> [GIVEN DATA]
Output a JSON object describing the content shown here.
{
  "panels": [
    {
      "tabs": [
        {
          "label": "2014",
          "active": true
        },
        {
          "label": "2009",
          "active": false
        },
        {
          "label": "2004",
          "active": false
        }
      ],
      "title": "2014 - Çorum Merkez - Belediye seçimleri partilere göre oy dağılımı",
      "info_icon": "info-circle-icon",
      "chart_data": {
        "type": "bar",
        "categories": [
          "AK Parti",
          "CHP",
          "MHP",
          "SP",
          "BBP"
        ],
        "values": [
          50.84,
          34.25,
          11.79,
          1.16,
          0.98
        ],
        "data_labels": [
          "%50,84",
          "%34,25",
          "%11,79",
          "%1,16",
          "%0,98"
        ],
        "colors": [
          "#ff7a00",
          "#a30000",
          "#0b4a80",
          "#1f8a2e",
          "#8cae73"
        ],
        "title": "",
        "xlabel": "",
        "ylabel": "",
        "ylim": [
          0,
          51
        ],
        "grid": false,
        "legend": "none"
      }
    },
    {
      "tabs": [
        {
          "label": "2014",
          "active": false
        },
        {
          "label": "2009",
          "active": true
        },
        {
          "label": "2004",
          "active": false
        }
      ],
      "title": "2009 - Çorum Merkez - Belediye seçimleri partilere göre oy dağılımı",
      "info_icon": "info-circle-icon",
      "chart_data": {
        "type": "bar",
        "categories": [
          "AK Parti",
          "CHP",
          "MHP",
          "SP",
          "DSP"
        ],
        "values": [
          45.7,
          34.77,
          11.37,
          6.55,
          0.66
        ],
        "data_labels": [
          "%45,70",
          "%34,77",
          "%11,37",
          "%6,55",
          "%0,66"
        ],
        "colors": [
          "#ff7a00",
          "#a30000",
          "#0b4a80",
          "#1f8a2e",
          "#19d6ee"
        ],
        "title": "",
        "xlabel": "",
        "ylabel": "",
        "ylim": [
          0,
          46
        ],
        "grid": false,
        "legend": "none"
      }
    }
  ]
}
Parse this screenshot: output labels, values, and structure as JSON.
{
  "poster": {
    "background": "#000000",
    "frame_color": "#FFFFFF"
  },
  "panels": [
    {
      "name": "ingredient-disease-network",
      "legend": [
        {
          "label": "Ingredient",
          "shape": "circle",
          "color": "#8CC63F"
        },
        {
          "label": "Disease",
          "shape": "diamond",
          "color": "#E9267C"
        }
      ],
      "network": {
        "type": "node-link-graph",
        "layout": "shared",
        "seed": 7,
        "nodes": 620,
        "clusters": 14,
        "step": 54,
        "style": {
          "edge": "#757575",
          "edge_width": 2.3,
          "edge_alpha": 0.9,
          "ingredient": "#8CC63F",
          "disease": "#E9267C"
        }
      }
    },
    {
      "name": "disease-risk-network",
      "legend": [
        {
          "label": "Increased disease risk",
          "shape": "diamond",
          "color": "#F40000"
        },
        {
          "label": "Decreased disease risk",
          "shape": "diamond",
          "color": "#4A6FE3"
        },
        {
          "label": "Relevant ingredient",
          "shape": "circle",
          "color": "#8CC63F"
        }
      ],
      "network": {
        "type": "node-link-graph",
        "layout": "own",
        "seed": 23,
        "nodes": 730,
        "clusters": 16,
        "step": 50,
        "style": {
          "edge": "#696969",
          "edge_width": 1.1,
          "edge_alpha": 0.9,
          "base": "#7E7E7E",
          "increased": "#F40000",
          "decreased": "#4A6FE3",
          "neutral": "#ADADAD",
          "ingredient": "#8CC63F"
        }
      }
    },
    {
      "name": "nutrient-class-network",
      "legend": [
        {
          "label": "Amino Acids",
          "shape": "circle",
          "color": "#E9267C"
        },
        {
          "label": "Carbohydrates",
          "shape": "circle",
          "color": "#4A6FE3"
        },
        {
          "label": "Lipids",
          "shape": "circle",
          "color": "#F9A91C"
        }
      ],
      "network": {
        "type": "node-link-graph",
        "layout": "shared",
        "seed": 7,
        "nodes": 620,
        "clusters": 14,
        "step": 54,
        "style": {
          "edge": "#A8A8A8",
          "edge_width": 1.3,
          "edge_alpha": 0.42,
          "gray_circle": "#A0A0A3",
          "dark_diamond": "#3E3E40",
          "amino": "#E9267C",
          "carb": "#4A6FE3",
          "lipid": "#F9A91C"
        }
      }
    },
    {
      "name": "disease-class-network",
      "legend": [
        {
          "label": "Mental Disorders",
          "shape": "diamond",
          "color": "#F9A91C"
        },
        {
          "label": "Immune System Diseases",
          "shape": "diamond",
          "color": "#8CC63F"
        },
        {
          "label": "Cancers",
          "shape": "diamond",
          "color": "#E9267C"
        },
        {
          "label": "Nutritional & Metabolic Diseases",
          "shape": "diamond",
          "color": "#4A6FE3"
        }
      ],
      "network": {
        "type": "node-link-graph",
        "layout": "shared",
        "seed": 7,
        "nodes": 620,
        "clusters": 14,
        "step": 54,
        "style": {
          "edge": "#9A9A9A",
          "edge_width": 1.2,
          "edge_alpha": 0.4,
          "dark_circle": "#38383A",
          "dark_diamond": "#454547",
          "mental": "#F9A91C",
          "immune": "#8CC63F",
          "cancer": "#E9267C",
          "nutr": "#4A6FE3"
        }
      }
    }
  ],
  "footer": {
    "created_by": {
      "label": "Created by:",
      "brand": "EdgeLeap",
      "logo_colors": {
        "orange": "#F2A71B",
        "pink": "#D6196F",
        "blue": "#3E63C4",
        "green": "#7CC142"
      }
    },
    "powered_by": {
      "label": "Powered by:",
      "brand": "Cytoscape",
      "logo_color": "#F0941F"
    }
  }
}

> [YOUR TASK] The entries above must be returned in full, exactly as shown.

> [TASK RESULT]
Output a JSON object describing the content shown here.
{
  "panels": [
    {
      "tabs": [
        {
          "label": "2014",
          "active": true
        },
        {
          "label": "2009",
          "active": false
        },
        {
          "label": "2004",
          "active": false
        }
      ],
      "title": "2014 - Çorum Merkez - Belediye seçimleri partilere göre oy dağılımı",
      "info_icon": "info-circle-icon",
      "chart_data": {
        "type": "bar",
        "categories": [
          "AK Parti",
          "CHP",
          "MHP",
          "SP",
          "BBP"
        ],
        "values": [
          50.84,
          34.25,
          11.79,
          1.16,
          0.98
        ],
        "data_labels": [
          "%50,84",
          "%34,25",
          "%11,79",
          "%1,16",
          "%0,98"
        ],
        "colors": [
          "#ff7a00",
          "#a30000",
          "#0b4a80",
          "#1f8a2e",
          "#8cae73"
        ],
        "title": "",
        "xlabel": "",
        "ylabel": "",
        "ylim": [
          0,
          51
        ],
        "grid": false,
        "legend": "none"
      }
    },
    {
      "tabs": [
        {
          "label": "2014",
          "active": false
        },
        {
          "label": "2009",
          "active": true
        },
        {
          "label": "2004",
          "active": false
        }
      ],
      "title": "2009 - Çorum Merkez - Belediye seçimleri partilere göre oy dağılımı",
      "info_icon": "info-circle-icon",
      "chart_data": {
        "type": "bar",
        "categories": [
          "AK Parti",
          "CHP",
          "MHP",
          "SP",
          "DSP"
        ],
        "values": [
          45.7,
          34.77,
          11.37,
          6.55,
          0.66
        ],
        "data_labels": [
          "%45,70",
          "%34,77",
          "%11,37",
          "%6,55",
          "%0,66"
        ],
        "colors": [
          "#ff7a00",
          "#a30000",
          "#0b4a80",
          "#1f8a2e",
          "#19d6ee"
        ],
        "title": "",
        "xlabel": "",
        "ylabel": "",
        "ylim": [
          0,
          46
        ],
        "grid": false,
        "legend": "none"
      }
    }
  ]
}
Parse this screenshot: output labels, values, and structure as JSON.
{
  "poster": {
    "background": "#000000",
    "frame_color": "#FFFFFF"
  },
  "panels": [
    {
      "name": "ingredient-disease-network",
      "legend": [
        {
          "label": "Ingredient",
          "shape": "circle",
          "color": "#8CC63F"
        },
        {
          "label": "Disease",
          "shape": "diamond",
          "color": "#E9267C"
        }
      ],
      "network": {
        "type": "node-link-graph",
        "layout": "shared",
        "seed": 7,
        "nodes": 620,
        "clusters": 14,
        "step": 54,
        "style": {
          "edge": "#757575",
          "edge_width": 2.3,
          "edge_alpha": 0.9,
          "ingredient": "#8CC63F",
          "disease": "#E9267C"
        }
      }
    },
    {
      "name": "disease-risk-network",
      "legend": [
        {
          "label": "Increased disease risk",
          "shape": "diamond",
          "color": "#F40000"
        },
        {
          "label": "Decreased disease risk",
          "shape": "diamond",
          "color": "#4A6FE3"
        },
        {
          "label": "Relevant ingredient",
          "shape": "circle",
          "color": "#8CC63F"
        }
      ],
      "network": {
        "type": "node-link-graph",
        "layout": "own",
        "seed": 23,
        "nodes": 730,
        "clusters": 16,
        "step": 50,
        "style": {
          "edge": "#696969",
          "edge_width": 1.1,
          "edge_alpha": 0.9,
          "base": "#7E7E7E",
          "increased": "#F40000",
          "decreased": "#4A6FE3",
          "neutral": "#ADADAD",
          "ingredient": "#8CC63F"
        }
      }
    },
    {
      "name": "nutrient-class-network",
      "legend": [
        {
          "label": "Amino Acids",
          "shape": "circle",
          "color": "#E9267C"
        },
        {
          "label": "Carbohydrates",
          "shape": "circle",
          "color": "#4A6FE3"
        },
        {
          "label": "Lipids",
          "shape": "circle",
          "color": "#F9A91C"
        }
      ],
      "network": {
        "type": "node-link-graph",
        "layout": "shared",
        "seed": 7,
        "nodes": 620,
        "clusters": 14,
        "step": 54,
        "style": {
          "edge": "#A8A8A8",
          "edge_width": 1.3,
          "edge_alpha": 0.42,
          "gray_circle": "#A0A0A3",
          "dark_diamond": "#3E3E40",
          "amino": "#E9267C",
          "carb": "#4A6FE3",
          "lipid": "#F9A91C"
        }
      }
    },
    {
      "name": "disease-class-network",
      "legend": [
        {
          "label": "Mental Disorders",
          "shape": "diamond",
          "color": "#F9A91C"
        },
        {
          "label": "Immune System Diseases",
          "shape": "diamond",
          "color": "#8CC63F"
        },
        {
          "label": "Cancers",
          "shape": "diamond",
          "color": "#E9267C"
        },
        {
          "label": "Nutritional & Metabolic Diseases",
          "shape": "diamond",
          "color": "#4A6FE3"
        }
      ],
      "network": {
        "type": "node-link-graph",
        "layout": "shared",
        "seed": 7,
        "nodes": 620,
        "clusters": 14,
        "step": 54,
        "style": {
          "edge": "#9A9A9A",
          "edge_width": 1.2,
          "edge_alpha": 0.4,
          "dark_circle": "#38383A",
          "dark_diamond": "#454547",
          "mental": "#F9A91C",
          "immune": "#8CC63F",
          "cancer": "#E9267C",
          "nutr": "#4A6FE3"
        }
      }
    }
  ],
  "footer": {
    "created_by": {
      "label": "Created by:",
      "brand": "EdgeLeap",
      "logo_colors": {
        "orange": "#F2A71B",
        "pink": "#D6196F",
        "blue": "#3E63C4",
        "green": "#7CC142"
      }
    },
    "powered_by": {
      "label": "Powered by:",
      "brand": "Cytoscape",
      "logo_color": "#F0941F"
    }
  }
}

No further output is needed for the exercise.